§ **Written instruction**: Take each line containing "JSON" and report it exactly as written.
--- START OF Data section ---
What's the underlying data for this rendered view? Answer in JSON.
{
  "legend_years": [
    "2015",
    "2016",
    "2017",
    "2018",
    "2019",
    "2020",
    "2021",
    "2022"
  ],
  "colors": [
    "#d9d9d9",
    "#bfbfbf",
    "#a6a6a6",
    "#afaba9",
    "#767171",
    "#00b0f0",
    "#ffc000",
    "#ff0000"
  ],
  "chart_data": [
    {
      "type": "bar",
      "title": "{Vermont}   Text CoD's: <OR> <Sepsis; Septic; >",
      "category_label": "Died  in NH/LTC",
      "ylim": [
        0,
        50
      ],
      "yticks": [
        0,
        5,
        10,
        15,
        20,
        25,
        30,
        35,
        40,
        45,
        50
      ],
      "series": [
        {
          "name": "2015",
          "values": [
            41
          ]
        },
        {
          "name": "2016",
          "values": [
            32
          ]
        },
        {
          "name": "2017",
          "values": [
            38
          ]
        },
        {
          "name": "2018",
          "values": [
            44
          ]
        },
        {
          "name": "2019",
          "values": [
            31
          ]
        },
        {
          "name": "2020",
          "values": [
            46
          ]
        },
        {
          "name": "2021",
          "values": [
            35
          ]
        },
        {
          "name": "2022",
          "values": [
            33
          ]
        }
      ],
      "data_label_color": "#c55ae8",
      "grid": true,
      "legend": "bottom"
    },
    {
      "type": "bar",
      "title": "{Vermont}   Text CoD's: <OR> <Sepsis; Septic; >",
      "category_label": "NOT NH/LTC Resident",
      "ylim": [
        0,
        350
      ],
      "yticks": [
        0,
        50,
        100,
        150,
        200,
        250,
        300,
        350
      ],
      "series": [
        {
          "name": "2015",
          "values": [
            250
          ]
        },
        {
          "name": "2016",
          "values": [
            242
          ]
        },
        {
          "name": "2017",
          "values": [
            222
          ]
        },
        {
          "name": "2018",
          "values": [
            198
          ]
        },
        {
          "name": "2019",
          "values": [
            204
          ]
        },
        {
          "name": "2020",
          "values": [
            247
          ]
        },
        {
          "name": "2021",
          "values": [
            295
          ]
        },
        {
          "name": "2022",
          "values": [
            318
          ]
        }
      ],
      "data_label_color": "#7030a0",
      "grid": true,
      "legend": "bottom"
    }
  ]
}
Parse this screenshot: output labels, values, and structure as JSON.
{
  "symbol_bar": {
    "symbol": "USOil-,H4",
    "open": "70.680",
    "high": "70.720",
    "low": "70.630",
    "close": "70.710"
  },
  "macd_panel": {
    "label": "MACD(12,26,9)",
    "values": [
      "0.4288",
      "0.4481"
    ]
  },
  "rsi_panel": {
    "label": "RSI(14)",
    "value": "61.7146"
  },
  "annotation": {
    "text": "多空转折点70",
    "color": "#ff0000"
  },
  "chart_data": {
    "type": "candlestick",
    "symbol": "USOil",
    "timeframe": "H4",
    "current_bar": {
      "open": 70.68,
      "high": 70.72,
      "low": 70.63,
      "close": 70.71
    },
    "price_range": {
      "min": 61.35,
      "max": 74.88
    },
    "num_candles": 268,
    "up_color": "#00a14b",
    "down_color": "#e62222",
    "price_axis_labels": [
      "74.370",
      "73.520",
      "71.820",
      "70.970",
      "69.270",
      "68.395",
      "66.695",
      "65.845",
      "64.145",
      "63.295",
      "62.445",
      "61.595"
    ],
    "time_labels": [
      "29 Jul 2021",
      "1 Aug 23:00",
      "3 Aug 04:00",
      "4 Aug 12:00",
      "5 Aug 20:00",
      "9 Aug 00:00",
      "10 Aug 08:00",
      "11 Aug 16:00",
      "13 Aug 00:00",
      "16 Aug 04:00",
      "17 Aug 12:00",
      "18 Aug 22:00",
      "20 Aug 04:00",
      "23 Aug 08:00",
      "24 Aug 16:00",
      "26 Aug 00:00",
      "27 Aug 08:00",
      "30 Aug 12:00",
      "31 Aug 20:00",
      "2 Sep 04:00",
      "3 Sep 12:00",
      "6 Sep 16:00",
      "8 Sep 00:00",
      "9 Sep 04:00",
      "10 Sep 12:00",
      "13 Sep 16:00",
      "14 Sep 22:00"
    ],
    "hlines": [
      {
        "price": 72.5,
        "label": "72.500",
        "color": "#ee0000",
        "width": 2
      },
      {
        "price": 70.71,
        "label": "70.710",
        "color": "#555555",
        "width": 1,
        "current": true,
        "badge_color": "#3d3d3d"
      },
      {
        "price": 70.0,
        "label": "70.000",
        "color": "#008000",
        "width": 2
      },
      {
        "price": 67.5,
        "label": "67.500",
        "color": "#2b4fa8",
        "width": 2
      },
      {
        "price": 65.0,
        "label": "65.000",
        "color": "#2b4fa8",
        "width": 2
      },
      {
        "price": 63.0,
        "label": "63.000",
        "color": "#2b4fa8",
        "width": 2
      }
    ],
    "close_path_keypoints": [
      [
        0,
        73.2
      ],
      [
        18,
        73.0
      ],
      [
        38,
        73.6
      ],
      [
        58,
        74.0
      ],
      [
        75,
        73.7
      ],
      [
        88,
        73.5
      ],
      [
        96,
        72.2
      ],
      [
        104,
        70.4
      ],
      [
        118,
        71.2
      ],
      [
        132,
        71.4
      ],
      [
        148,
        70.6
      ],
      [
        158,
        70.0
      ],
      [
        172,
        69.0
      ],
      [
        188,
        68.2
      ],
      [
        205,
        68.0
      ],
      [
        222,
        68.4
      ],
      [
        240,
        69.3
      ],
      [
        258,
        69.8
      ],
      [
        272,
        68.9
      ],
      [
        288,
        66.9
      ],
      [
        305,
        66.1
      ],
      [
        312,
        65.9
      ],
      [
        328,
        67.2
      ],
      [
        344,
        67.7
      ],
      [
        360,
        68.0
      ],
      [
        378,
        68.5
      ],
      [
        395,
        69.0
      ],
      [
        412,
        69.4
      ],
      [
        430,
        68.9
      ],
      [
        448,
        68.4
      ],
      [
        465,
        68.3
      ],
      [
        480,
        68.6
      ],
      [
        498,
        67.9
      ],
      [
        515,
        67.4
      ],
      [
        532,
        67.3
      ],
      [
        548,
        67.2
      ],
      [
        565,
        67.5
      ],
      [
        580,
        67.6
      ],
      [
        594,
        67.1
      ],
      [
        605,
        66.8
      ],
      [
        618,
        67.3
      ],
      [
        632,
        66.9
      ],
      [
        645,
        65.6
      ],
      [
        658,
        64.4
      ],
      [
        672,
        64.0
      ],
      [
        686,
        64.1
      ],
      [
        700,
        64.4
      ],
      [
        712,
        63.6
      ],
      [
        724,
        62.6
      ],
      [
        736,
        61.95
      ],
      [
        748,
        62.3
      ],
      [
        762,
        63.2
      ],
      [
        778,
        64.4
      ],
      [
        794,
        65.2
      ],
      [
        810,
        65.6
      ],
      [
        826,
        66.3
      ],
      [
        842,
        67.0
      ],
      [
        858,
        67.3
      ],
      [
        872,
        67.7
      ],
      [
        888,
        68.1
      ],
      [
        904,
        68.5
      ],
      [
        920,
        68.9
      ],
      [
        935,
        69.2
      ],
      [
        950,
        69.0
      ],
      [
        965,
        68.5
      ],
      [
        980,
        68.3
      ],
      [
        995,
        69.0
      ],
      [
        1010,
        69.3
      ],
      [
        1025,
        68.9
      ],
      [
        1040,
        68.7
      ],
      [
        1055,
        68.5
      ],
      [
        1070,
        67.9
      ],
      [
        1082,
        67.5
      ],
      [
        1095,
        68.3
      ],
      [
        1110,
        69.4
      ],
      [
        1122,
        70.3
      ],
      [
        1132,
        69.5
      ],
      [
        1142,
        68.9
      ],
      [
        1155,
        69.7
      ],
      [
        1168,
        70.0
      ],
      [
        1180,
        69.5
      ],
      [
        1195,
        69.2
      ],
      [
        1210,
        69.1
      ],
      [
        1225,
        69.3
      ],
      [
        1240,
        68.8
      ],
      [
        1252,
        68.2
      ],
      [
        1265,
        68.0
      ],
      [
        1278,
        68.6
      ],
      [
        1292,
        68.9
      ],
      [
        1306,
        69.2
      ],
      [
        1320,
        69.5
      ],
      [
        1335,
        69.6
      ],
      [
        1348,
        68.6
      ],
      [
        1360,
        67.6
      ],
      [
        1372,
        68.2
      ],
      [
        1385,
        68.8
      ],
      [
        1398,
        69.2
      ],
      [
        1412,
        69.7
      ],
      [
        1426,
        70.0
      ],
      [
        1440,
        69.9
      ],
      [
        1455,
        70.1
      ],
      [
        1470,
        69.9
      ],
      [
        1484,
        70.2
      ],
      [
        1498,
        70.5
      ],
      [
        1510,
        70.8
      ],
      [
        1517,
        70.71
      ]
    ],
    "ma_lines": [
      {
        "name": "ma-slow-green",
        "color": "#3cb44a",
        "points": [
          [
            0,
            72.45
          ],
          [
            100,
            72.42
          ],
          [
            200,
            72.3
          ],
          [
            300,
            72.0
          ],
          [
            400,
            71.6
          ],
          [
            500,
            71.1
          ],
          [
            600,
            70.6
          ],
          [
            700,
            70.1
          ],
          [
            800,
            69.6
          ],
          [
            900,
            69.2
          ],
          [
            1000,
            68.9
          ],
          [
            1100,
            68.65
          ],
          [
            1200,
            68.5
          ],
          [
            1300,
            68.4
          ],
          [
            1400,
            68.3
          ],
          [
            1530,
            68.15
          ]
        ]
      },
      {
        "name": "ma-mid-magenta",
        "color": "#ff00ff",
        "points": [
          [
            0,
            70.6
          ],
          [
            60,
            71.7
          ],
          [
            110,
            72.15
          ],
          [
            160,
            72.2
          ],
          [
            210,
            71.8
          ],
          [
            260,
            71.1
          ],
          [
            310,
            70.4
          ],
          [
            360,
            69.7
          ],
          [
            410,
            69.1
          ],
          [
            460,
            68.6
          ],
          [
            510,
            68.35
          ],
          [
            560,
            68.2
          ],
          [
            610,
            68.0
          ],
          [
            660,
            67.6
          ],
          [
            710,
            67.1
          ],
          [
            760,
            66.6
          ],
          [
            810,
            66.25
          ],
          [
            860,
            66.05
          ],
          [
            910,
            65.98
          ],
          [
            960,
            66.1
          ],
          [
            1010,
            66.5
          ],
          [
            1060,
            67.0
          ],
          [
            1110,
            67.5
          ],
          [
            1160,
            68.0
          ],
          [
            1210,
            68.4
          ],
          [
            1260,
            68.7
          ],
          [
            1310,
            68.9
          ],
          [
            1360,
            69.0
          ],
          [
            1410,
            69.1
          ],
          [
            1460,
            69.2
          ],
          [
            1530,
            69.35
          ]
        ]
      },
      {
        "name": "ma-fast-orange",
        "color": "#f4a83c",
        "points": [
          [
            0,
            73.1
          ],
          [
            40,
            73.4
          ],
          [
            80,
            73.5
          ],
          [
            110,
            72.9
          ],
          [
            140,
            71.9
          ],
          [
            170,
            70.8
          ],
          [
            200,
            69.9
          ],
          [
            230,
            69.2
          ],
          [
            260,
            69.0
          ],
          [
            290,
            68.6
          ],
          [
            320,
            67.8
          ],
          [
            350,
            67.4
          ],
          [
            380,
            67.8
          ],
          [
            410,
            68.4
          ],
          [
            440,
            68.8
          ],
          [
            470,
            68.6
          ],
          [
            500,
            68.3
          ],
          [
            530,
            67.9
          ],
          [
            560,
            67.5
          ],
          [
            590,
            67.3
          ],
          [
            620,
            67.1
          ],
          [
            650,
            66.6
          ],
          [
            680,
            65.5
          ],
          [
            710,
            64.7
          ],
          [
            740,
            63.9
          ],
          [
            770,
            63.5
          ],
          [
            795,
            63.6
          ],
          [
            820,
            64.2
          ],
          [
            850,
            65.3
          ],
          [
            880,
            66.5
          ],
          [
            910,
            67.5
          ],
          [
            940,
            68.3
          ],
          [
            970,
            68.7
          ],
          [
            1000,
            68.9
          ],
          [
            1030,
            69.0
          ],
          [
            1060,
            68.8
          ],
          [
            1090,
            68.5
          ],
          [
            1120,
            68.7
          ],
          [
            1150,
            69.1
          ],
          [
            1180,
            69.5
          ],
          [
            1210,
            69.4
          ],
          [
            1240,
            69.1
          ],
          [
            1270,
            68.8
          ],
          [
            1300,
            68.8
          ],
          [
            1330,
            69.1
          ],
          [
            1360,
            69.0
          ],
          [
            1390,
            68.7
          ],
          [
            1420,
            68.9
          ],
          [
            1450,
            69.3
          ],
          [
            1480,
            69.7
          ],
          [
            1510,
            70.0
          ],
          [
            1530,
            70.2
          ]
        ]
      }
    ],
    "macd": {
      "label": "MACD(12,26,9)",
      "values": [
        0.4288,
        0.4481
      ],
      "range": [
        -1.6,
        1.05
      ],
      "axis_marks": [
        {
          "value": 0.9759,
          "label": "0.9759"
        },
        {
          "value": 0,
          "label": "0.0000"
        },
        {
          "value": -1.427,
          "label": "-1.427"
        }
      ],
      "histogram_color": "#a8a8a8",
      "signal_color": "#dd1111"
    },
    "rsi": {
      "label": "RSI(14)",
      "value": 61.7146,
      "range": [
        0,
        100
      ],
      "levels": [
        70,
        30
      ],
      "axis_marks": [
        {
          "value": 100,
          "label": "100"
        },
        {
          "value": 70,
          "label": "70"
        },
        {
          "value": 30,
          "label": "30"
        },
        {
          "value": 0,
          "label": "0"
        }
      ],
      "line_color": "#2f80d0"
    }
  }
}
--- END OF Data section ---
§ **Reply to the task**:
What's the underlying data for this rendered view? Answer in JSON.
Parse this screenshot: output labels, values, and structure as JSON.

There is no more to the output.